In the records below, find each line containing the word "Charm" and copy it.

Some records
------------------------------

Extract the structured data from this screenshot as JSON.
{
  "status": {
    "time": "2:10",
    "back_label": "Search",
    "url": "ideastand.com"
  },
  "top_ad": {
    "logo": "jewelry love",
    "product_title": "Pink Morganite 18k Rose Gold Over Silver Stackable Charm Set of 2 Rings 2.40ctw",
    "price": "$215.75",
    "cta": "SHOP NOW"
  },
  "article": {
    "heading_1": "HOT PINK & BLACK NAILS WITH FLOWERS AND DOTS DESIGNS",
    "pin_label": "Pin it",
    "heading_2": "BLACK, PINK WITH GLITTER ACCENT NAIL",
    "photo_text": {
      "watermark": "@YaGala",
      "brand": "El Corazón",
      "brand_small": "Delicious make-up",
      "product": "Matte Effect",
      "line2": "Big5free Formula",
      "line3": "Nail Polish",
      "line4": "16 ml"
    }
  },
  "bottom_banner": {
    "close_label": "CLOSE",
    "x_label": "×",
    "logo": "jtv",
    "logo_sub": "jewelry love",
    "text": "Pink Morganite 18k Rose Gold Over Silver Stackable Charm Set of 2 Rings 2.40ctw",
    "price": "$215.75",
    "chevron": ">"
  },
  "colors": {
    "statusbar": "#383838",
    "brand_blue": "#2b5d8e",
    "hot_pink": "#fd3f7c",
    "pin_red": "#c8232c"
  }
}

------------------------------

- Answer for this exercise
    "product_title": "Pink Morganite 18k Rose Gold Over Silver Stackable Charm Set of 2 Rings 2.40ctw",
    "text": "Pink Morganite 18k Rose Gold Over Silver Stackable Charm Set of 2 Rings 2.40ctw",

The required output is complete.